Auszug zum Lesen:
┌────────

Ein Start-up spaltet Hollywood

  05 April 2016    Gelesen: 789
Ein Start-up spaltet Hollywood
Filme kommen zuerst ins Kino. So war es immer. Eine Firma will sie nun jedoch zeitgleich den Zuschauern auf der heimischen Couch servieren. Dafür gibt es viel Kritik - aber auch Unterstützung von Branchengrößen wie Steven Spielberg.
Vielleicht sollten die Leute aus dem Filmgeschäft mal bei ihren Kollegen aus der Musikindustrie anrufen, um über Sean Parker zu diskutieren. Oder, vielleicht sollten sie es besser lassen, denn sie würden nichts Gutes hören. Sean Parker war einst Mitbegründer von Napster, jener Musiktauschbörse, die bis zu ihrem Verbot für die massenweise illegale Verbreitung von Musik verantwortlich war. Nachdem er die Musikindustrie herausgefordert hatte, stieg er bei Spotify ein, einem Vorreiter jener Streamingdienste, die den Musikgenuss revolutioniert haben. Zwischendurch hatte er als früher Unterstützer von Facebook noch großen Anteil an dessen Erfolg.

└────────

Zu erledigende Aufgaben:
1. Welche Musiktauschbörse hat Sean Parker laut dem Artikel über das Hollywood-Start-up mitgegründet?
2. Setze den Artikel über das Hollywood-Start-up nach seinem letzten Satz fort.
Die Zeilen braucht man für die Aufgaben nicht.

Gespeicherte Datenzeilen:

┌────────

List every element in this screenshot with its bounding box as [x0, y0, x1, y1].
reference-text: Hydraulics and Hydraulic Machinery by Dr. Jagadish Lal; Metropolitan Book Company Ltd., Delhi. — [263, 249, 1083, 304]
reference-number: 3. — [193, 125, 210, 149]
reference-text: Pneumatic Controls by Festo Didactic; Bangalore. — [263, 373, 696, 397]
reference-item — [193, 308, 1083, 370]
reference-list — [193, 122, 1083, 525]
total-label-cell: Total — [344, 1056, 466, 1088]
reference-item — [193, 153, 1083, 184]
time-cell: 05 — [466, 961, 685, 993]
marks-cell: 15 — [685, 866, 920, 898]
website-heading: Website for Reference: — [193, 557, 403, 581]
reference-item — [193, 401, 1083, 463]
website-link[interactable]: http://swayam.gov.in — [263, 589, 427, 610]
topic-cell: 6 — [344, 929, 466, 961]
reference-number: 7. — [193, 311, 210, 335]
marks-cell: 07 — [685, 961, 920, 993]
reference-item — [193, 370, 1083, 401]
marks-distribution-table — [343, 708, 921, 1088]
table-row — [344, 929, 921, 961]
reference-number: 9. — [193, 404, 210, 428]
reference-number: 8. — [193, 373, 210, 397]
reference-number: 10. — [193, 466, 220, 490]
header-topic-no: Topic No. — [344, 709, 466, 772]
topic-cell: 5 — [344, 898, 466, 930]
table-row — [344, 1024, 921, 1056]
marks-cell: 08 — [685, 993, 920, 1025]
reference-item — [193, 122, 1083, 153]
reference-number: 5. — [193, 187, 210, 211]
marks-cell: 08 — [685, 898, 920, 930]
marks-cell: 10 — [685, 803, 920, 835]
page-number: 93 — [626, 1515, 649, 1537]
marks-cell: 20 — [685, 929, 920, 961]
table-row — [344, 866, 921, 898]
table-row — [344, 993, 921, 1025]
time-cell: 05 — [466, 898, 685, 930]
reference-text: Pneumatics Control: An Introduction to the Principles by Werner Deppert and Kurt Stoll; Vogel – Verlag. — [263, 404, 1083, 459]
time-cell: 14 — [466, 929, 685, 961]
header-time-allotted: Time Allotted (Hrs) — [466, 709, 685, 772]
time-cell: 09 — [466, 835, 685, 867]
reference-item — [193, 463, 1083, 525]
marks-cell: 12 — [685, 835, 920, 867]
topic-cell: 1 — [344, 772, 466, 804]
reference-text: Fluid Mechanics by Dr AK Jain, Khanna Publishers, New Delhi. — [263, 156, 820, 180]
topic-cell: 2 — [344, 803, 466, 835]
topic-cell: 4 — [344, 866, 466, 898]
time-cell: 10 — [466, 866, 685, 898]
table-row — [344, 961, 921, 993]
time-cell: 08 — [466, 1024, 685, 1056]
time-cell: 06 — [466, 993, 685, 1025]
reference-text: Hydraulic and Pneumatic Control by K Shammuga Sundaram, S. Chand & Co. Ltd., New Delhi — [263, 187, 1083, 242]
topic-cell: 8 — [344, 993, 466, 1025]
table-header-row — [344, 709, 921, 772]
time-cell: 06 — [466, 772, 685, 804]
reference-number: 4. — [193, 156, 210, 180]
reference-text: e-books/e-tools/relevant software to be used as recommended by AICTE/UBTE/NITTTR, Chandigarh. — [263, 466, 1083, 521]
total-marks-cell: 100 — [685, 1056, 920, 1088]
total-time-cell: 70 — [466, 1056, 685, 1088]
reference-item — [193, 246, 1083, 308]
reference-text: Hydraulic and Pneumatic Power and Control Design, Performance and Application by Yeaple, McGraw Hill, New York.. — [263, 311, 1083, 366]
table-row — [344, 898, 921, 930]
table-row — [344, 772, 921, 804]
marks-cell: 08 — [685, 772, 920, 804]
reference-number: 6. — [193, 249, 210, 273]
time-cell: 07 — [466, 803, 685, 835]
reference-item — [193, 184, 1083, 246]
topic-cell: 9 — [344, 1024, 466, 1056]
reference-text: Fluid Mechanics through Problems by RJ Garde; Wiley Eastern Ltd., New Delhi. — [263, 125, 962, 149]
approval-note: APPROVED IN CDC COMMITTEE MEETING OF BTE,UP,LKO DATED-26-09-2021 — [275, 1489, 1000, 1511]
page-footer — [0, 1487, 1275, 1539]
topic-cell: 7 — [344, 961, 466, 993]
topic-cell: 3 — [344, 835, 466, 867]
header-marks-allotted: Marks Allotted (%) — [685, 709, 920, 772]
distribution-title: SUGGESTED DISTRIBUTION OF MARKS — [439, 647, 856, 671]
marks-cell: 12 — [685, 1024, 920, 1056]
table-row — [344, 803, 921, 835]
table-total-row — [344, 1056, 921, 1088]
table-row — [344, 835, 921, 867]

└────────

Ergebnisse der Übung:
1. Napster

2.
Nun nimmt sich Sean Parker also Hollywood vor, zusammen mit Prem Akkaraju. Beide stehen hinter dem Start-up The Screening Room, das eine Kontroverse in der Filmmetropole ausgelöst hat. Das Konzept klingt einfach, hat aber sehr viel Sprengkraft: Filme, die im Kino starten, sollen für 50 Dollar, also etwa 45 Euro, zeitgleich auch im heimischen Wohnzimmer gezeigt werden. Möglich sein soll dies durch eine Set-Top-Box, die weitere 150 Dollar kosten würde und Piraterie unmöglich machen soll - so berichtet es das Fachblatt "Variety".

Die Zukunft des Kinos? Oder sein Untergang? Kinobesitzer laufen Sturm gegen die Idee. Deren nationale Vereinigung in den USA stellte den Kinoketten zwar frei, sich dem Projekt anzuschließen, machte aber gleichzeitig seine Ablehnung unmissverständlich klar: "Der exklusive Kinostart macht aus neuen Filmen Ereignisse", heißt es in einem Statement. Und nichts könne Kinofans besser unterhalten, als ein toller Film in einem modernen Kino.

Der Piraterie Tür und Tor öffnen?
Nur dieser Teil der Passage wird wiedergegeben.